• **TASK OBJECTIVE**
Go through the entries below and collect each line with the string "kbps" in it.

• **TASK INPUTS**
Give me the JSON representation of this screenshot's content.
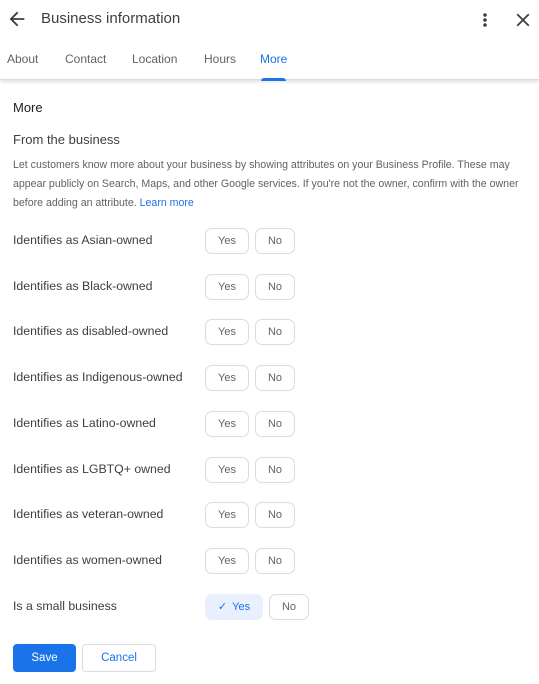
{
  "header": {
    "title": "Business information",
    "back_icon": "arrow-left-icon",
    "more_icon": "more-vert-icon",
    "close_icon": "close-icon"
  },
  "tabs": [
    {
      "label": "About",
      "active": false
    },
    {
      "label": "Contact",
      "active": false
    },
    {
      "label": "Location",
      "active": false
    },
    {
      "label": "Hours",
      "active": false
    },
    {
      "label": "More",
      "active": true
    }
  ],
  "section": {
    "title": "More",
    "subtitle": "From the business",
    "description": "Let customers know more about your business by showing attributes on your Business Profile. These may appear publicly on Search, Maps, and other Google services. If you're not the owner, confirm with the owner before adding an attribute.",
    "learn_more": "Learn more"
  },
  "attributes": [
    {
      "label": "Identifies as Asian-owned",
      "yes": "Yes",
      "no": "No",
      "value": null
    },
    {
      "label": "Identifies as Black-owned",
      "yes": "Yes",
      "no": "No",
      "value": null
    },
    {
      "label": "Identifies as disabled-owned",
      "yes": "Yes",
      "no": "No",
      "value": null
    },
    {
      "label": "Identifies as Indigenous-owned",
      "yes": "Yes",
      "no": "No",
      "value": null
    },
    {
      "label": "Identifies as Latino-owned",
      "yes": "Yes",
      "no": "No",
      "value": null
    },
    {
      "label": "Identifies as LGBTQ+ owned",
      "yes": "Yes",
      "no": "No",
      "value": null
    },
    {
      "label": "Identifies as veteran-owned",
      "yes": "Yes",
      "no": "No",
      "value": null
    },
    {
      "label": "Identifies as women-owned",
      "yes": "Yes",
      "no": "No",
      "value": null
    },
    {
      "label": "Is a small business",
      "yes": "Yes",
      "no": "No",
      "value": "Yes"
    }
  ],
  "actions": {
    "save": "Save",
    "cancel": "Cancel"
  },
  "colors": {
    "accent": "#1a73e8",
    "selected_bg": "#e8f0fe"
  }
}
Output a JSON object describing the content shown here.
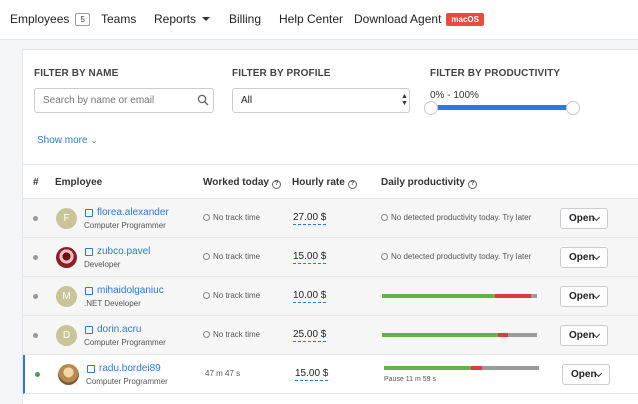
{
  "nav": {
    "employees": "Employees",
    "employees_count": "5",
    "teams": "Teams",
    "reports": "Reports",
    "billing": "Billing",
    "help": "Help Center",
    "download": "Download Agent",
    "download_badge": "macOS"
  },
  "filters": {
    "name_label": "FILTER BY NAME",
    "name_placeholder": "Search by name or email",
    "profile_label": "FILTER BY PROFILE",
    "profile_value": "All",
    "productivity_label": "FILTER BY PRODUCTIVITY",
    "productivity_range": "0% - 100%",
    "productivity_min": 0,
    "productivity_max": 100,
    "show_more": "Show more"
  },
  "table": {
    "headers": {
      "index": "#",
      "employee": "Employee",
      "worked": "Worked today",
      "rate": "Hourly rate",
      "productivity": "Daily productivity"
    },
    "rows": [
      {
        "avatar": "F",
        "name": "florea.alexander",
        "role": "Computer Programmer",
        "worked": "No track time",
        "rate": "27.00 $",
        "productivity_text": "No detected productivity today. Try later",
        "open": "Open"
      },
      {
        "avatar": "",
        "name": "zubco.pavel",
        "role": "Developer",
        "worked": "No track time",
        "rate": "15.00 $",
        "productivity_text": "No detected productivity today. Try later",
        "open": "Open"
      },
      {
        "avatar": "M",
        "name": "mihaidolganiuc",
        "role": ".NET Developer",
        "worked": "No track time",
        "rate": "10.00 $",
        "productivity": [
          0.73,
          0.23,
          0.04
        ],
        "open": "Open"
      },
      {
        "avatar": "D",
        "name": "dorin.acru",
        "role": "Computer Programmer",
        "worked": "No track time",
        "rate": "25.00 $",
        "productivity": [
          0.75,
          0.06,
          0.19
        ],
        "open": "Open"
      },
      {
        "avatar": "",
        "name": "radu.bordei89",
        "role": "Computer Programmer",
        "worked": "47 m 47 s",
        "rate": "15.00 $",
        "productivity": [
          0.56,
          0.07,
          0.37
        ],
        "pause": "Pause 11 m 59 s",
        "open": "Open"
      }
    ]
  },
  "colors": {
    "productive": "#62b44a",
    "unproductive": "#e0393e",
    "neutral": "#9a9a9a",
    "accent": "#2b78e4"
  }
}
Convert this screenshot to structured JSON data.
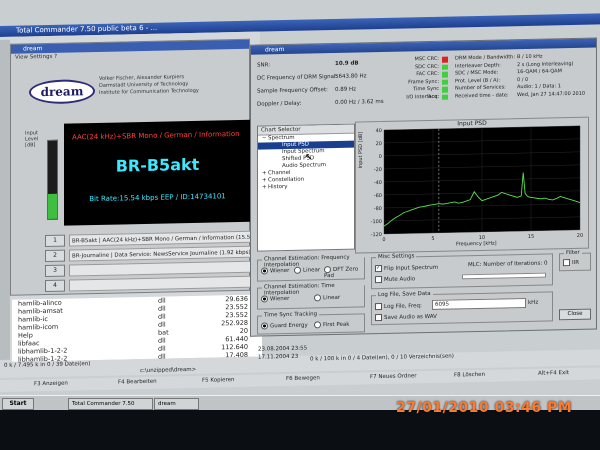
{
  "total_commander": {
    "title": "Total Commander 7.50 public beta 6 - ...",
    "files": [
      {
        "name": "hamlib-alinco",
        "ext": "dll",
        "size": "29.636"
      },
      {
        "name": "hamlib-amsat",
        "ext": "dll",
        "size": "23.552"
      },
      {
        "name": "hamlib-ic",
        "ext": "dll",
        "size": "23.552"
      },
      {
        "name": "hamlib-icom",
        "ext": "dll",
        "size": "252.928"
      },
      {
        "name": "Help",
        "ext": "bat",
        "size": "20"
      },
      {
        "name": "libfaac",
        "ext": "dll",
        "size": "61.440"
      },
      {
        "name": "libhamlib-1-2-2",
        "ext": "dll",
        "size": "112.640"
      },
      {
        "name": "libhamlib-1-2-2",
        "ext": "dll",
        "size": "17.408"
      }
    ],
    "status_left": "0 k / 7.495 k in 0 / 39 Datei(en)",
    "status_right": "0 k / 100 k in 0 / 4 Datei(en), 0 / 10 Verzeichnis(sen)",
    "path": "c:\\unzipped\\dream>",
    "dates": [
      "23.08.2004 23:55",
      "17.11.2004 23"
    ],
    "fkeys": [
      "F3 Anzeigen",
      "F4 Bearbeiten",
      "F5 Kopieren",
      "F6 Bewegen",
      "F7 Neues Ordner",
      "F8 Löschen",
      "Alt+F4 Exit"
    ]
  },
  "dream_main": {
    "title": "dream",
    "menu": "View  Settings  ?",
    "logo": "dream",
    "credits": [
      "Volker Fischer, Alexander Kurpiers",
      "Darmstadt University of Technology",
      "Institute for Communication Technology"
    ],
    "level_label": "Input Level [dB]",
    "level": 0.32,
    "audio_label": "AAC(24 kHz)+SBR Mono / German / Information",
    "station": "BR-B5akt",
    "bitrate": "Bit Rate:15.54 kbps EEP / ID:14734101",
    "services": [
      {
        "num": "1",
        "text": "BR-B5akt | AAC(24 kHz)+SBR Mono / German / Information (15.54 kbps)"
      },
      {
        "num": "2",
        "text": "BR-Journaline | Data Service: NewsService Journaline (1.92 kbps)"
      },
      {
        "num": "3",
        "text": ""
      },
      {
        "num": "4",
        "text": ""
      }
    ]
  },
  "dream_eval": {
    "title": "dream",
    "info_left": [
      {
        "label": "SNR:",
        "value": "10.9 dB"
      },
      {
        "label": "DC Frequency of DRM Signal:",
        "value": "5643.80 Hz"
      },
      {
        "label": "Sample Frequency Offset:",
        "value": "0.89 Hz"
      },
      {
        "label": "Doppler / Delay:",
        "value": "0.00 Hz / 3.62 ms"
      }
    ],
    "leds": [
      {
        "label": "MSC CRC:",
        "color": "#e02020"
      },
      {
        "label": "SDC CRC:",
        "color": "#3fcf3f"
      },
      {
        "label": "FAC CRC:",
        "color": "#3fcf3f"
      },
      {
        "label": "Frame Sync:",
        "color": "#3fcf3f"
      },
      {
        "label": "Time Sync Acq:",
        "color": "#3fcf3f"
      },
      {
        "label": "I/O Interface:",
        "color": "#3fcf3f"
      }
    ],
    "info_right": [
      {
        "label": "DRM Mode / Bandwidth:",
        "value": "B / 10 kHz"
      },
      {
        "label": "Interleaver Depth:",
        "value": "2 s (Long Interleaving)"
      },
      {
        "label": "SDC / MSC Mode:",
        "value": "16-QAM / 64-QAM"
      },
      {
        "label": "Prot. Level (B / A):",
        "value": "0 / 0"
      },
      {
        "label": "Number of Services:",
        "value": "Audio: 1 / Data: 1"
      },
      {
        "label": "Received time - date:",
        "value": "Wed, Jan 27 14:47:00 2010"
      }
    ],
    "chart_selector": {
      "header": "Chart Selector",
      "items": [
        {
          "label": "Spectrum",
          "selected": false,
          "level": 0,
          "expander": "−"
        },
        {
          "label": "Input PSD",
          "selected": true,
          "level": 1,
          "expander": ""
        },
        {
          "label": "Input Spectrum",
          "selected": false,
          "level": 1,
          "expander": ""
        },
        {
          "label": "Shifted PSD",
          "selected": false,
          "level": 1,
          "expander": ""
        },
        {
          "label": "Audio Spectrum",
          "selected": false,
          "level": 1,
          "expander": ""
        },
        {
          "label": "Channel",
          "selected": false,
          "level": 0,
          "expander": "+"
        },
        {
          "label": "Constellation",
          "selected": false,
          "level": 0,
          "expander": "+"
        },
        {
          "label": "History",
          "selected": false,
          "level": 0,
          "expander": "+"
        }
      ]
    },
    "freq_interp": {
      "title": "Channel Estimation: Frequency Interpolation",
      "options": [
        {
          "label": "Wiener",
          "on": true
        },
        {
          "label": "Linear",
          "on": false
        },
        {
          "label": "DFT Zero Pad",
          "on": false
        }
      ]
    },
    "time_interp": {
      "title": "Channel Estimation: Time Interpolation",
      "options": [
        {
          "label": "Wiener",
          "on": true
        },
        {
          "label": "Linear",
          "on": false
        }
      ]
    },
    "time_sync": {
      "title": "Time Sync Tracking",
      "options": [
        {
          "label": "Guard Energy",
          "on": true
        },
        {
          "label": "First Peak",
          "on": false
        }
      ]
    },
    "misc": {
      "title": "Misc Settings",
      "flip": "Flip Input Spectrum",
      "mute": "Mute Audio",
      "mlc": "MLC: Number of Iterations: 0"
    },
    "filter": {
      "title": "Filter",
      "option": "IIR"
    },
    "log": {
      "title": "Log File, Save Data",
      "log_label": "Log File, Freq:",
      "freq": "6095",
      "unit": "kHz",
      "save_audio": "Save Audio as WAV"
    },
    "close": "Close"
  },
  "chart_data": {
    "type": "line",
    "title": "Input PSD",
    "xlabel": "Frequency [kHz]",
    "ylabel": "Input PSD [dB]",
    "xlim": [
      0,
      20
    ],
    "ylim": [
      -120,
      40
    ],
    "yticks": [
      40,
      20,
      0,
      -20,
      -40,
      -60,
      -80,
      -100,
      -120
    ],
    "xticks": [
      0,
      5,
      10,
      15,
      20
    ],
    "marker_x": 5.6,
    "series": [
      {
        "color": "#58e050",
        "x": [
          0,
          0.4,
          0.8,
          1.2,
          1.6,
          2,
          2.4,
          2.8,
          3.2,
          3.6,
          4,
          4.4,
          4.8,
          5.2,
          5.6,
          6,
          6.4,
          6.8,
          7.2,
          7.6,
          8,
          8.4,
          8.8,
          9.2,
          9.6,
          10,
          10.4,
          10.8,
          11.2,
          11.6,
          12,
          12.4,
          12.8,
          13.2,
          13.6,
          14,
          14.2,
          14.4,
          14.6,
          14.8,
          15.2,
          15.6,
          16,
          16.4,
          16.8,
          17.2,
          17.6,
          18,
          18.4,
          18.8,
          19.2,
          19.6,
          20
        ],
        "y": [
          -108,
          -104,
          -99,
          -95,
          -92,
          -88,
          -86,
          -84,
          -82,
          -80,
          -79,
          -78,
          -77,
          -76,
          -75,
          -76,
          -75,
          -74,
          -73,
          -75,
          -74,
          -72,
          -70,
          -58,
          -66,
          -72,
          -70,
          -68,
          -66,
          -64,
          -60,
          -62,
          -64,
          -66,
          -68,
          -66,
          -30,
          -62,
          -66,
          -68,
          -69,
          -70,
          -71,
          -70,
          -72,
          -73,
          -71,
          -68,
          -70,
          -72,
          -74,
          -76,
          -78
        ]
      }
    ]
  }
}
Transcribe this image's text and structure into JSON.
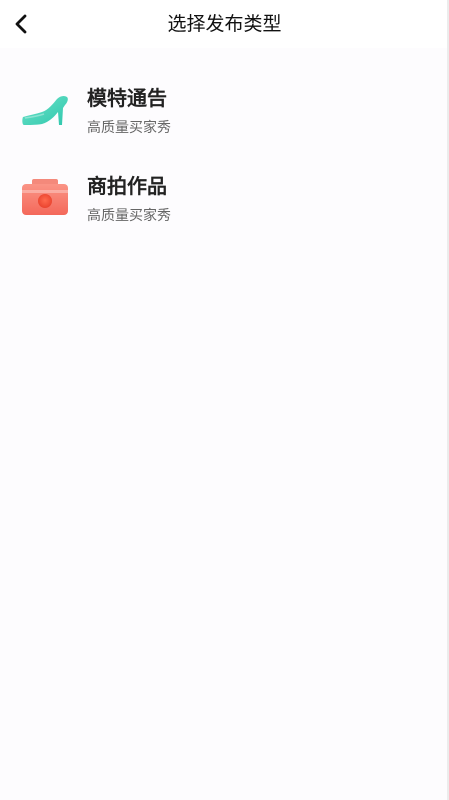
{
  "header": {
    "title": "选择发布类型",
    "back_icon": "chevron-left-icon"
  },
  "items": [
    {
      "title": "模特通告",
      "subtitle": "高质量买家秀",
      "icon": "high-heel-shoe-icon",
      "icon_color": "#3fd3b7"
    },
    {
      "title": "商拍作品",
      "subtitle": "高质量买家秀",
      "icon": "camera-icon",
      "icon_color": "#f77566"
    }
  ],
  "colors": {
    "background": "#fdfcfe",
    "text_primary": "#222222",
    "text_secondary": "#666666"
  }
}
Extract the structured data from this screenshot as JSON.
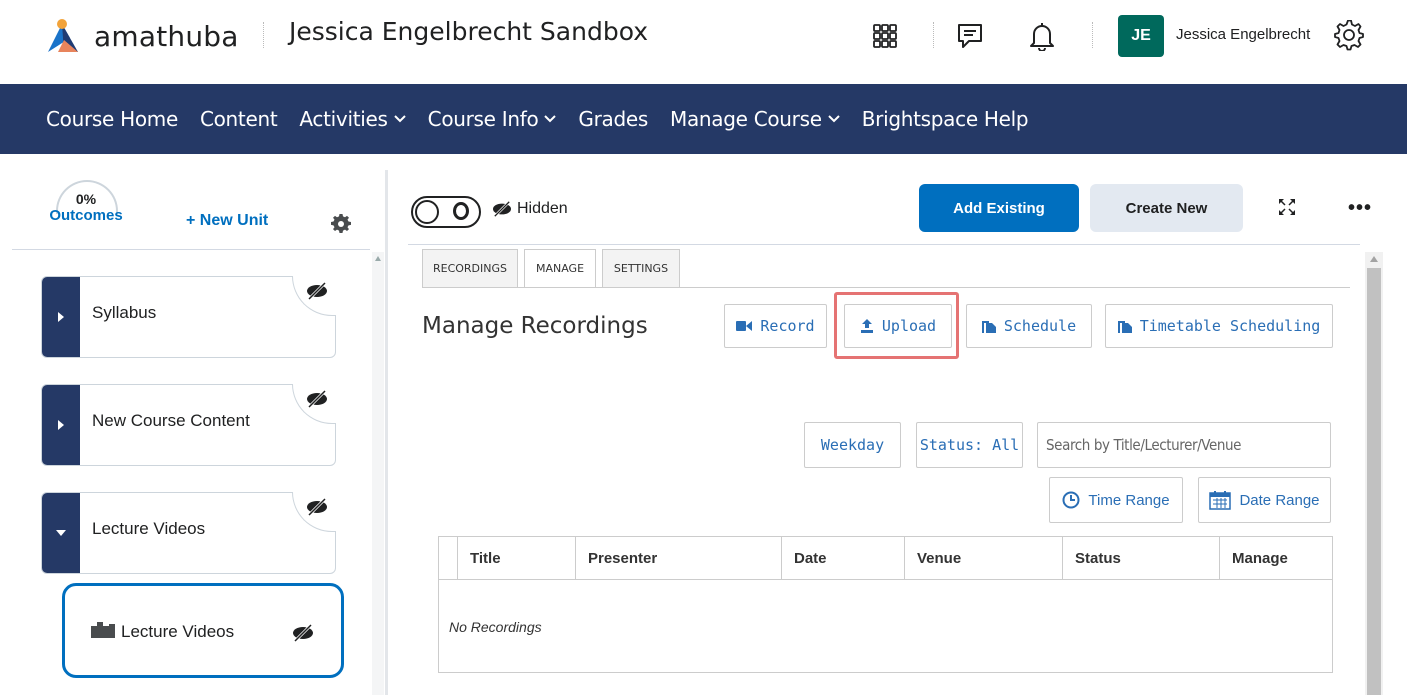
{
  "header": {
    "brand": "amathuba",
    "course_title": "Jessica Engelbrecht Sandbox",
    "user_initials": "JE",
    "user_name": "Jessica Engelbrecht",
    "avatar_color": "#00695c"
  },
  "nav": {
    "items": [
      {
        "label": "Course Home",
        "dropdown": false
      },
      {
        "label": "Content",
        "dropdown": false
      },
      {
        "label": "Activities",
        "dropdown": true
      },
      {
        "label": "Course Info",
        "dropdown": true
      },
      {
        "label": "Grades",
        "dropdown": false
      },
      {
        "label": "Manage Course",
        "dropdown": true
      },
      {
        "label": "Brightspace Help",
        "dropdown": false
      }
    ],
    "background": "#253966"
  },
  "sidebar": {
    "outcomes_percent": "0%",
    "outcomes_label": "Outcomes",
    "new_unit_label": "+ New Unit",
    "units": [
      {
        "label": "Syllabus",
        "expanded": false,
        "hidden": true
      },
      {
        "label": "New Course Content",
        "expanded": false,
        "hidden": true
      },
      {
        "label": "Lecture Videos",
        "expanded": true,
        "hidden": true
      }
    ],
    "lesson": {
      "label": "Lecture Videos",
      "hidden": true
    }
  },
  "toolbar": {
    "visibility_label": "Hidden",
    "add_existing_label": "Add Existing",
    "create_new_label": "Create New",
    "primary_color": "#006fbf"
  },
  "tool": {
    "tabs": [
      "RECORDINGS",
      "MANAGE",
      "SETTINGS"
    ],
    "active_tab": "MANAGE",
    "title": "Manage Recordings",
    "actions": {
      "record": "Record",
      "upload": "Upload",
      "schedule": "Schedule",
      "timetable": "Timetable Scheduling"
    },
    "filters": {
      "weekday": "Weekday",
      "status": "Status: All",
      "search_placeholder": "Search by Title/Lecturer/Venue",
      "time_range": "Time Range",
      "date_range": "Date Range"
    },
    "table": {
      "columns": [
        "Title",
        "Presenter",
        "Date",
        "Venue",
        "Status",
        "Manage"
      ],
      "empty_text": "No Recordings"
    },
    "highlight_color": "#e57373"
  }
}
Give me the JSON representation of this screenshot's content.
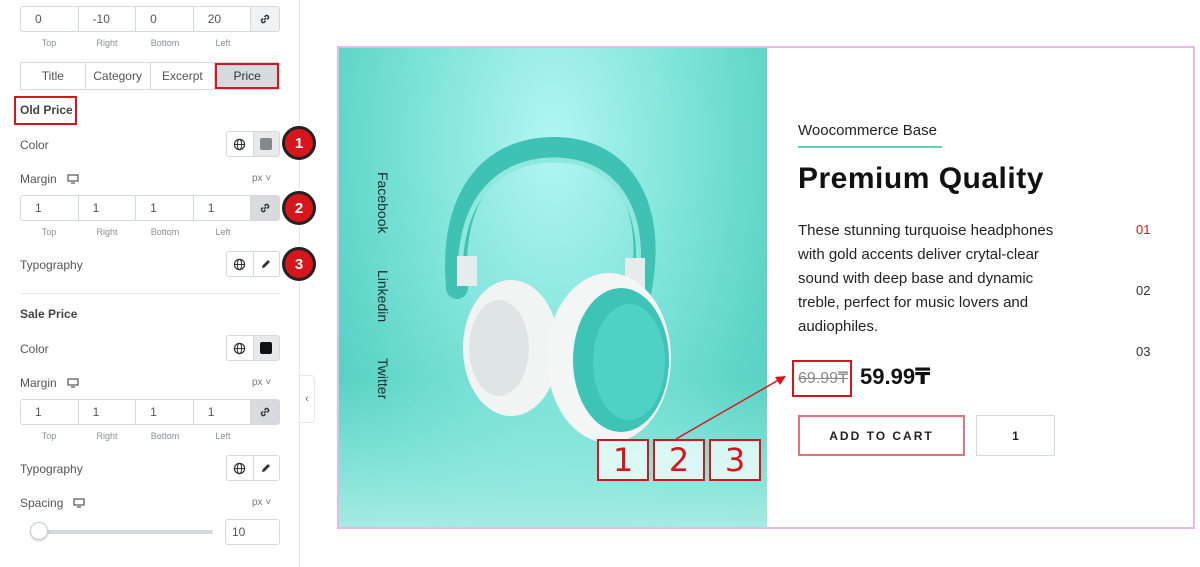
{
  "panel": {
    "padding_top": {
      "values": [
        "0",
        "-10",
        "0",
        "20"
      ],
      "labels": [
        "Top",
        "Right",
        "Bottom",
        "Left"
      ]
    },
    "tabs": [
      {
        "label": "Title"
      },
      {
        "label": "Category"
      },
      {
        "label": "Excerpt"
      },
      {
        "label": "Price",
        "active": true
      }
    ],
    "old_price": {
      "title": "Old Price",
      "color_label": "Color",
      "color_value": "#888888",
      "margin_label": "Margin",
      "margin_unit": "px",
      "margin_values": [
        "1",
        "1",
        "1",
        "1"
      ],
      "margin_labels": [
        "Top",
        "Right",
        "Bottom",
        "Left"
      ],
      "typography_label": "Typography"
    },
    "sale_price": {
      "title": "Sale Price",
      "color_label": "Color",
      "color_value": "#111111",
      "margin_label": "Margin",
      "margin_unit": "px",
      "margin_values": [
        "1",
        "1",
        "1",
        "1"
      ],
      "margin_labels": [
        "Top",
        "Right",
        "Bottom",
        "Left"
      ],
      "typography_label": "Typography",
      "spacing_label": "Spacing",
      "spacing_unit": "px",
      "spacing_value": "10"
    },
    "badges": [
      "1",
      "2",
      "3"
    ],
    "accent_red": "#d8141c"
  },
  "preview": {
    "social": [
      "Facebook",
      "Linkedin",
      "Twitter"
    ],
    "subtitle": "Woocommerce Base",
    "headline": "Premium Quality",
    "description": "These stunning turquoise headphones with gold accents deliver crytal-clear sound with deep base and dynamic treble, perfect for music lovers and audiophiles.",
    "old_price": "69.99₸",
    "sale_price": "59.99₸",
    "add_to_cart": "ADD TO CART",
    "quantity": "1",
    "pager": [
      "01",
      "02",
      "03"
    ],
    "annotation_numbers": [
      "1",
      "2",
      "3"
    ],
    "accent_teal": "#5fd0c2"
  }
}
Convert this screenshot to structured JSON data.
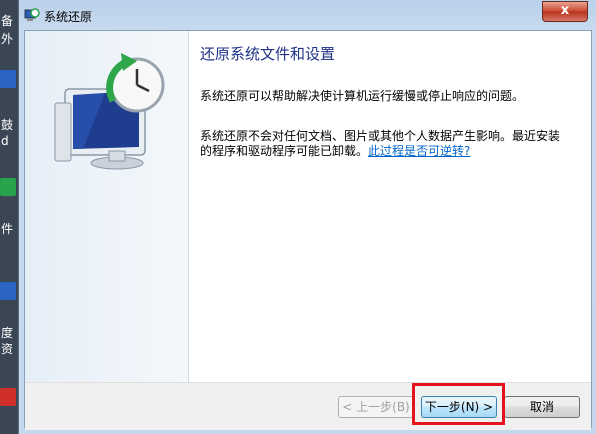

• **SOLUTION FOR THIS PROBLEM**
    "bitrate": "Bit Rate:15.54 kbps EEP / ID:14734101",
        "text": "BR-B5akt | AAC(24 kHz)+SBR Mono / German / Information (15.54 kbps)"
        "text": "BR-Journaline | Data Service: NewsService Journaline (1.92 kbps)"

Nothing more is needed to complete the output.